Problem description:
Find every line of the listing below where "damage" appears, and copy it.

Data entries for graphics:
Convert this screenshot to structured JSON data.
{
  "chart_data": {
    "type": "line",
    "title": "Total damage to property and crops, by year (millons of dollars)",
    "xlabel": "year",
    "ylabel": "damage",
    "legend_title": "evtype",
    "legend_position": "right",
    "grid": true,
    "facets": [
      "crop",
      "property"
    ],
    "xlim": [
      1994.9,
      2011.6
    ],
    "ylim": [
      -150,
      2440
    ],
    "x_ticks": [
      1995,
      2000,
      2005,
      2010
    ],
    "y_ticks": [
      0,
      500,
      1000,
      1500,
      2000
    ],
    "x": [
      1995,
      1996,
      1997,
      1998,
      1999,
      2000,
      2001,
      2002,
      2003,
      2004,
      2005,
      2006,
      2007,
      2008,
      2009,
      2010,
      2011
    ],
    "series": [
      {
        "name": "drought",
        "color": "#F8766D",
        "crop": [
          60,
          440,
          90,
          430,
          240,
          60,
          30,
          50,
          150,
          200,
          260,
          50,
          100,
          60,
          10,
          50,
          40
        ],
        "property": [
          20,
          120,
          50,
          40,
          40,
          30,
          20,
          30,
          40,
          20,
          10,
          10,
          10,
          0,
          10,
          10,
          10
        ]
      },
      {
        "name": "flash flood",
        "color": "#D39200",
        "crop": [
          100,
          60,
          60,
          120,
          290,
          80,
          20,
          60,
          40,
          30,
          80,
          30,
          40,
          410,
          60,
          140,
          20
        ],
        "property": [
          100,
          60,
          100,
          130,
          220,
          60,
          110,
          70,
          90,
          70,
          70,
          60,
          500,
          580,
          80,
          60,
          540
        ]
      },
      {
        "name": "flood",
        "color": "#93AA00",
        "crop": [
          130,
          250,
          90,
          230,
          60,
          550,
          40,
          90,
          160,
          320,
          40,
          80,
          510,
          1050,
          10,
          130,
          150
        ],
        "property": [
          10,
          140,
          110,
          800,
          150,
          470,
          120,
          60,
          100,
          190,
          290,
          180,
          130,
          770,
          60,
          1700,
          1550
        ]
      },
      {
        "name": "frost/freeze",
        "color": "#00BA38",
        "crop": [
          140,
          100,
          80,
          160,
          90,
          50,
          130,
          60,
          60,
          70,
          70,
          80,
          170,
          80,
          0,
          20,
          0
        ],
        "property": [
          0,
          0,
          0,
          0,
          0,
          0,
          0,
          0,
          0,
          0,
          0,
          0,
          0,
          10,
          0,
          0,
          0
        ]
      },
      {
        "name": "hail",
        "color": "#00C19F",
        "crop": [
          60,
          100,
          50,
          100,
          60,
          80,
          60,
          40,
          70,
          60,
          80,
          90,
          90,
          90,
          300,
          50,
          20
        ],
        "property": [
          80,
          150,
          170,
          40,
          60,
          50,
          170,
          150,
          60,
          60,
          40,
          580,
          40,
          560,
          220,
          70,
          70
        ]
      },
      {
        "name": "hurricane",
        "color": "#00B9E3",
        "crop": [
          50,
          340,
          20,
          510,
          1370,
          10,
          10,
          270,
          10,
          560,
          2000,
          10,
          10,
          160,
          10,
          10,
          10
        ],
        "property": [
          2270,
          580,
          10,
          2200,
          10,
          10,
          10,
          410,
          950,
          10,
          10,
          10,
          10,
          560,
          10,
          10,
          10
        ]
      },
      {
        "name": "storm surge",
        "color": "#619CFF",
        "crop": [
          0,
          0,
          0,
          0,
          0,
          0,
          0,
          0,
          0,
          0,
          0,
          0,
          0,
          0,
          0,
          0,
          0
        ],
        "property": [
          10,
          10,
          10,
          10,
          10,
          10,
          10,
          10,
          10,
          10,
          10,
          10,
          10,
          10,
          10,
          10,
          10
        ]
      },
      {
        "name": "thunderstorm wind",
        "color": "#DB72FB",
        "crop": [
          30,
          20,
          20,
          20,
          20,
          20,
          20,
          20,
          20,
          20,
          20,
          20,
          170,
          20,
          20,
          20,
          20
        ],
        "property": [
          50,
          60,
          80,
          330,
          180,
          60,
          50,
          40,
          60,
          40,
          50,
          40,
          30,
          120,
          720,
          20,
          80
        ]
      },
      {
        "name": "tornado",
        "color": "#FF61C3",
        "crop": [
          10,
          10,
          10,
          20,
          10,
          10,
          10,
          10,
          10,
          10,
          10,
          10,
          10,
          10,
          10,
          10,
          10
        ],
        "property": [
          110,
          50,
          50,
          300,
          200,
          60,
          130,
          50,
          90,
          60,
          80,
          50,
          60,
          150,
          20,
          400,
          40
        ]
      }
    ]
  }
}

The answer:
    "title": "Total damage to property and crops, by year (millons of dollars)",
    "ylabel": "damage",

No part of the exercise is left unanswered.